From the data that follows, copy every line holding the string "Successful".

Data tied to figure images
──────────────────────────────
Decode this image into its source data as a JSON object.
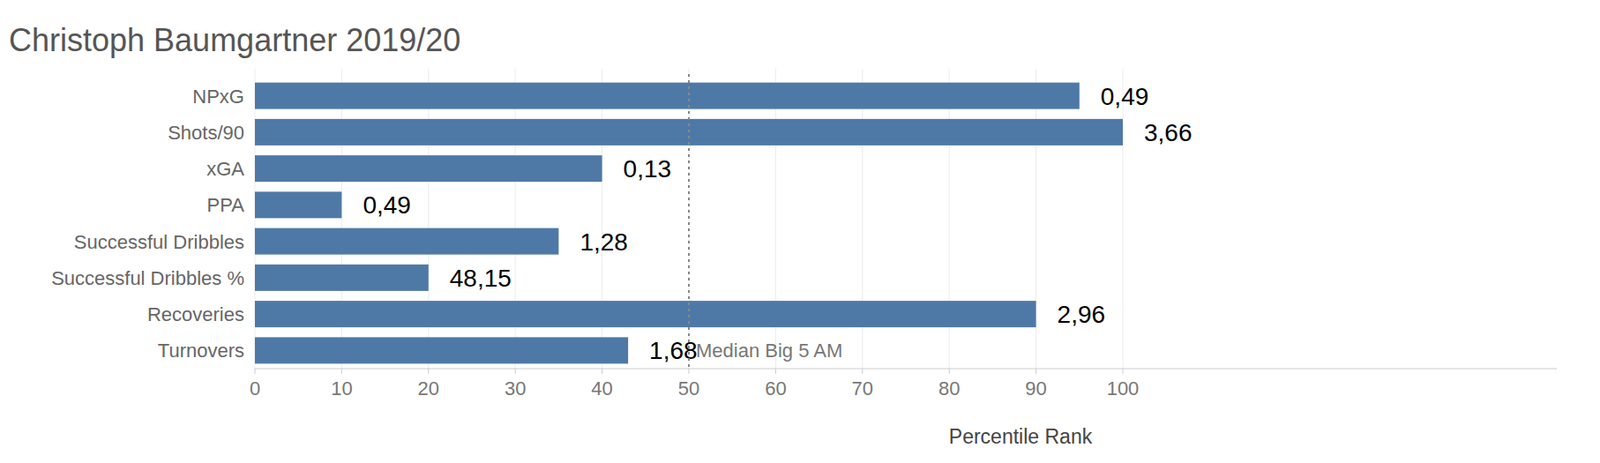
{
  "chart_data": {
    "type": "bar",
    "orientation": "horizontal",
    "title": "Christoph Baumgartner 2019/20",
    "categories": [
      "NPxG",
      "Shots/90",
      "xGA",
      "PPA",
      "Successful Dribbles",
      "Successful Dribbles %",
      "Recoveries",
      "Turnovers"
    ],
    "values": [
      95,
      100,
      40,
      10,
      35,
      20,
      90,
      43
    ],
    "stat_labels": [
      "0,49",
      "3,66",
      "0,13",
      "0,49",
      "1,28",
      "48,15",
      "2,96",
      "1,68"
    ],
    "color": "#4e79a7",
    "xlabel": "Percentile Rank",
    "xlim": [
      0,
      150
    ],
    "xticks": [
      0,
      10,
      20,
      30,
      40,
      50,
      60,
      70,
      80,
      90,
      100
    ],
    "grid": true,
    "reference_line": {
      "value": 50,
      "label": "Median Big 5 AM"
    }
  }
}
──────────────────────────────
§ **CORRECT ANSWER**
      "Successful Dribbles",
      "Successful Dribbles %",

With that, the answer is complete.